(Excerpt from a dataset)
[BEGIN]
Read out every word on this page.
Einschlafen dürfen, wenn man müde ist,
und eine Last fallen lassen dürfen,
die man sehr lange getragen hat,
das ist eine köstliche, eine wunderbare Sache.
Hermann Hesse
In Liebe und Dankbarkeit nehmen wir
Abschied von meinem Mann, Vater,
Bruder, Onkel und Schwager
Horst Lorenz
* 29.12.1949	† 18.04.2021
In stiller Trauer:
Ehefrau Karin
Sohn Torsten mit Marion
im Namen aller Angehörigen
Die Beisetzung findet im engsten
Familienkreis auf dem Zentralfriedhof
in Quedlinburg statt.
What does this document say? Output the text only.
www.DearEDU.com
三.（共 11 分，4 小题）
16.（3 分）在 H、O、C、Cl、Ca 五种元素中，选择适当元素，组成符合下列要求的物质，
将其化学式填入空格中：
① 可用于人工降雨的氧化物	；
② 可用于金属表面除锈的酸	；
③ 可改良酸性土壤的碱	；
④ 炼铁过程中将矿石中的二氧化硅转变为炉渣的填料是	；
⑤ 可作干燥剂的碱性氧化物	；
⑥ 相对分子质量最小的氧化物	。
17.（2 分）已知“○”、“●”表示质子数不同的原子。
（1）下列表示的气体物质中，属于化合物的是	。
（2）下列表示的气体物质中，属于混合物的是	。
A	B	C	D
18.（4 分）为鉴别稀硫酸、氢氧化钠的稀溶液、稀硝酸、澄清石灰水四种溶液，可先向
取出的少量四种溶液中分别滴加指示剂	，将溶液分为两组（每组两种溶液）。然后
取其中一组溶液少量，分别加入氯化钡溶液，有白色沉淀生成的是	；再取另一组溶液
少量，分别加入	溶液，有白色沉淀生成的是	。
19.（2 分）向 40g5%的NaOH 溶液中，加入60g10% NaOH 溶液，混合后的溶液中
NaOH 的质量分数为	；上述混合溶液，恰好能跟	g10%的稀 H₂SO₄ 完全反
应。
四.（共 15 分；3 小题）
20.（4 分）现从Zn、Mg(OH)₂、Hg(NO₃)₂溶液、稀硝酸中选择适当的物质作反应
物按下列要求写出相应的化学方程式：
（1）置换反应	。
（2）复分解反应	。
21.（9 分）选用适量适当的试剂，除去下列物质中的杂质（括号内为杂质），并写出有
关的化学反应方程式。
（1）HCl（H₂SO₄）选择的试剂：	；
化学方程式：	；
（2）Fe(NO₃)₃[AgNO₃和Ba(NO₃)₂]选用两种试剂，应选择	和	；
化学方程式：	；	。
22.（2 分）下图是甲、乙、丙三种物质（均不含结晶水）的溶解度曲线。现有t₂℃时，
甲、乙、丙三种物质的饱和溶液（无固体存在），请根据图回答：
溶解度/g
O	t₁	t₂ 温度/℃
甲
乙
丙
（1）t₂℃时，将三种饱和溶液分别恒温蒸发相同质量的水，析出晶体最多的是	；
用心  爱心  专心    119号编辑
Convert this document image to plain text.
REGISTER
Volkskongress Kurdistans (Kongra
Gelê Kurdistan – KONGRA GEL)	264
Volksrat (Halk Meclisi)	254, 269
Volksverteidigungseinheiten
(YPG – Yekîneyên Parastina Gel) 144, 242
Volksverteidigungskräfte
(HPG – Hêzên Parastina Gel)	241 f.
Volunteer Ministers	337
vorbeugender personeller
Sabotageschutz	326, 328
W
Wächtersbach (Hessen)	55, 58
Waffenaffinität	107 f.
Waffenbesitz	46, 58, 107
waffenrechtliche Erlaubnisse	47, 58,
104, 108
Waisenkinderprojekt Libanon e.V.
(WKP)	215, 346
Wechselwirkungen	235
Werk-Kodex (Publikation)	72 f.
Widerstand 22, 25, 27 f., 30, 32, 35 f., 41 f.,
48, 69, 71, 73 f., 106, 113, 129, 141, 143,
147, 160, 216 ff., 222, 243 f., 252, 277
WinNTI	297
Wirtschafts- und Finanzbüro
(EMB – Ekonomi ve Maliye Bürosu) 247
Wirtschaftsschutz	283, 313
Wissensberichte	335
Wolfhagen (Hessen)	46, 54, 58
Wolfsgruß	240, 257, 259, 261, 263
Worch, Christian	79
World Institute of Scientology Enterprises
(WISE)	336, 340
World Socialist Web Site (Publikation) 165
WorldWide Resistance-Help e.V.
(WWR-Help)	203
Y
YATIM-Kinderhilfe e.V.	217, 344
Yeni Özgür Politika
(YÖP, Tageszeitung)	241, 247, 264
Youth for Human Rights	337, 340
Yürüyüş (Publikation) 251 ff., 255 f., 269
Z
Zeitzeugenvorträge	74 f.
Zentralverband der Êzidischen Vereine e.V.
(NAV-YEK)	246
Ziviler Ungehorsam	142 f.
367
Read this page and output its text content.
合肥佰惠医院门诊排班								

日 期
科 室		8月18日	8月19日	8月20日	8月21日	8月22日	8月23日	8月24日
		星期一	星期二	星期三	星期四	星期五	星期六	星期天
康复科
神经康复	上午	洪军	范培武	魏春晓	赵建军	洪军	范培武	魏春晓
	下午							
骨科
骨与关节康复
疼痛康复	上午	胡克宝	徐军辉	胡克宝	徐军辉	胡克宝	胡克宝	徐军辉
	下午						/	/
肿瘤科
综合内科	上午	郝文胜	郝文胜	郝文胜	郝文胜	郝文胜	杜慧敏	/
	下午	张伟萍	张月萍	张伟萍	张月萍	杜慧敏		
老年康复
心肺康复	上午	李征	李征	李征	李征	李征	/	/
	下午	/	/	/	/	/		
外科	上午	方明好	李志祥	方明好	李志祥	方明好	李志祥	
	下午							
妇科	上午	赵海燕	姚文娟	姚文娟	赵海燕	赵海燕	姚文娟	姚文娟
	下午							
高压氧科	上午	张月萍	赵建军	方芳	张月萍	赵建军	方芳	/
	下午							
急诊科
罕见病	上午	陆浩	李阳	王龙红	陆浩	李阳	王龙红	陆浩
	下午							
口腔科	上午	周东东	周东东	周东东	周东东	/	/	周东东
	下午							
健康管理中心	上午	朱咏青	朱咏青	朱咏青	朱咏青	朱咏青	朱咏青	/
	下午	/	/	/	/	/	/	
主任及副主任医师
[END]
### EXERCISE DETAILS
Gather up, from the records above, each line where the word "有白色沉淀生成的是" appears.

### RESPONSE TO THIS EXERCISE
取其中一组溶液少量，分别加入氯化钡溶液，有白色沉淀生成的是	；再取另一组溶液
少量，分别加入	溶液，有白色沉淀生成的是	。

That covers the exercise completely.